═════ RECORDS SUPPLIED ═════

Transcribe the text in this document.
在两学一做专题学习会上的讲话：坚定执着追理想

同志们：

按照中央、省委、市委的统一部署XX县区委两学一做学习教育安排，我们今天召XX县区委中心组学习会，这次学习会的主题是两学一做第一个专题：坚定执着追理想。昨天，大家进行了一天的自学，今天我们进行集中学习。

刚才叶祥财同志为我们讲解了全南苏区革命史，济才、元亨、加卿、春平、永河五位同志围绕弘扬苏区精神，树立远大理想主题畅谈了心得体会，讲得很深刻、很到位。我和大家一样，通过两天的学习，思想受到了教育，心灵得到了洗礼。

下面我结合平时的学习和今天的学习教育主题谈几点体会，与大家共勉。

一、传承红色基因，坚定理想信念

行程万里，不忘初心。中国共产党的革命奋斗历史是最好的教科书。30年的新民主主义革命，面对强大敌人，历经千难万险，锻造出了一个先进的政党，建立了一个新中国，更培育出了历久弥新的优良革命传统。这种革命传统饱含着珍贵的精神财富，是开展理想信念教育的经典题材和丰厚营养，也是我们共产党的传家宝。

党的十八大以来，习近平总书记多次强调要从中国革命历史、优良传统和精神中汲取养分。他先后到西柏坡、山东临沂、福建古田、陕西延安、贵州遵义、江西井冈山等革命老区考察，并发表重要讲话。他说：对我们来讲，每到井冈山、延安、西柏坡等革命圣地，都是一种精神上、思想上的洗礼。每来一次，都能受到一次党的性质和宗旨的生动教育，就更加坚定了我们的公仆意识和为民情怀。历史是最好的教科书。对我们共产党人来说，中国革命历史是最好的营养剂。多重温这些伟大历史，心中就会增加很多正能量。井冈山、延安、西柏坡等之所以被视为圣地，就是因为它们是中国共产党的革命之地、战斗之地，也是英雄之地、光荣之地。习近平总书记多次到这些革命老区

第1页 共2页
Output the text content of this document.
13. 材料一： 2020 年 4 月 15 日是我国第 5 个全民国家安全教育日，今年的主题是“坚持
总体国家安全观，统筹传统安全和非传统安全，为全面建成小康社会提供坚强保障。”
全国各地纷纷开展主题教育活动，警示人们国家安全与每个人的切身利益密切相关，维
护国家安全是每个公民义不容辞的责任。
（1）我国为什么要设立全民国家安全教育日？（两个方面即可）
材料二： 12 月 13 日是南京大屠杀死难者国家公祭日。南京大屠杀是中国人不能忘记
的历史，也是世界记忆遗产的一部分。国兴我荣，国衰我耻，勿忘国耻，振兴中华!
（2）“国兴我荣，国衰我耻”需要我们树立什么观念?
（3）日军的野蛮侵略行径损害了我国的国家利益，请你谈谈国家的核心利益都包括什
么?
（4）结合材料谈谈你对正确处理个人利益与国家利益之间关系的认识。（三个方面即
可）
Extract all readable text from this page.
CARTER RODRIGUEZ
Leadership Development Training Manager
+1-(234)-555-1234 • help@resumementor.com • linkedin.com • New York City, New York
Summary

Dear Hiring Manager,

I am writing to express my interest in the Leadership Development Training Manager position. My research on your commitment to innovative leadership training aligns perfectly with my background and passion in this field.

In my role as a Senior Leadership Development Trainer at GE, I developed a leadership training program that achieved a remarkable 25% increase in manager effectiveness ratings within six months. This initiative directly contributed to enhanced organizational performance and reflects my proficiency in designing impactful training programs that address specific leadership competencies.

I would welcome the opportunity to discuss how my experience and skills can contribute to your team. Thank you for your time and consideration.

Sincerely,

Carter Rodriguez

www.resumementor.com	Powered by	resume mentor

═════

## EXERCISE DETAILS
Your task is to quote the listing above word for word.

## THE SOLUTION
Transcribe the text in this document.
在两学一做专题学习会上的讲话：坚定执着追理想

同志们：

按照中央、省委、市委的统一部署XX县区委两学一做学习教育安排，我们今天召XX县区委中心组学习会，这次学习会的主题是两学一做第一个专题：坚定执着追理想。昨天，大家进行了一天的自学，今天我们进行集中学习。

刚才叶祥财同志为我们讲解了全南苏区革命史，济才、元亨、加卿、春平、永河五位同志围绕弘扬苏区精神，树立远大理想主题畅谈了心得体会，讲得很深刻、很到位。我和大家一样，通过两天的学习，思想受到了教育，心灵得到了洗礼。

下面我结合平时的学习和今天的学习教育主题谈几点体会，与大家共勉。

一、传承红色基因，坚定理想信念

行程万里，不忘初心。中国共产党的革命奋斗历史是最好的教科书。30年的新民主主义革命，面对强大敌人，历经千难万险，锻造出了一个先进的政党，建立了一个新中国，更培育出了历久弥新的优良革命传统。这种革命传统饱含着珍贵的精神财富，是开展理想信念教育的经典题材和丰厚营养，也是我们共产党的传家宝。

党的十八大以来，习近平总书记多次强调要从中国革命历史、优良传统和精神中汲取养分。他先后到西柏坡、山东临沂、福建古田、陕西延安、贵州遵义、江西井冈山等革命老区考察，并发表重要讲话。他说：对我们来讲，每到井冈山、延安、西柏坡等革命圣地，都是一种精神上、思想上的洗礼。每来一次，都能受到一次党的性质和宗旨的生动教育，就更加坚定了我们的公仆意识和为民情怀。历史是最好的教科书。对我们共产党人来说，中国革命历史是最好的营养剂。多重温这些伟大历史，心中就会增加很多正能量。井冈山、延安、西柏坡等之所以被视为圣地，就是因为它们是中国共产党的革命之地、战斗之地，也是英雄之地、光荣之地。习近平总书记多次到这些革命老区

第1页 共2页
Output the text content of this document.
13. 材料一： 2020 年 4 月 15 日是我国第 5 个全民国家安全教育日，今年的主题是“坚持
总体国家安全观，统筹传统安全和非传统安全，为全面建成小康社会提供坚强保障。”
全国各地纷纷开展主题教育活动，警示人们国家安全与每个人的切身利益密切相关，维
护国家安全是每个公民义不容辞的责任。
（1）我国为什么要设立全民国家安全教育日？（两个方面即可）
材料二： 12 月 13 日是南京大屠杀死难者国家公祭日。南京大屠杀是中国人不能忘记
的历史，也是世界记忆遗产的一部分。国兴我荣，国衰我耻，勿忘国耻，振兴中华!
（2）“国兴我荣，国衰我耻”需要我们树立什么观念?
（3）日军的野蛮侵略行径损害了我国的国家利益，请你谈谈国家的核心利益都包括什
么?
（4）结合材料谈谈你对正确处理个人利益与国家利益之间关系的认识。（三个方面即
可）
Extract all readable text from this page.
CARTER RODRIGUEZ
Leadership Development Training Manager
+1-(234)-555-1234 • help@resumementor.com • linkedin.com • New York City, New York
Summary

Dear Hiring Manager,

I am writing to express my interest in the Leadership Development Training Manager position. My research on your commitment to innovative leadership training aligns perfectly with my background and passion in this field.

In my role as a Senior Leadership Development Trainer at GE, I developed a leadership training program that achieved a remarkable 25% increase in manager effectiveness ratings within six months. This initiative directly contributed to enhanced organizational performance and reflects my proficiency in designing impactful training programs that address specific leadership competencies.

I would welcome the opportunity to discuss how my experience and skills can contribute to your team. Thank you for your time and consideration.

Sincerely,

Carter Rodriguez

www.resumementor.com	Powered by	resume mentor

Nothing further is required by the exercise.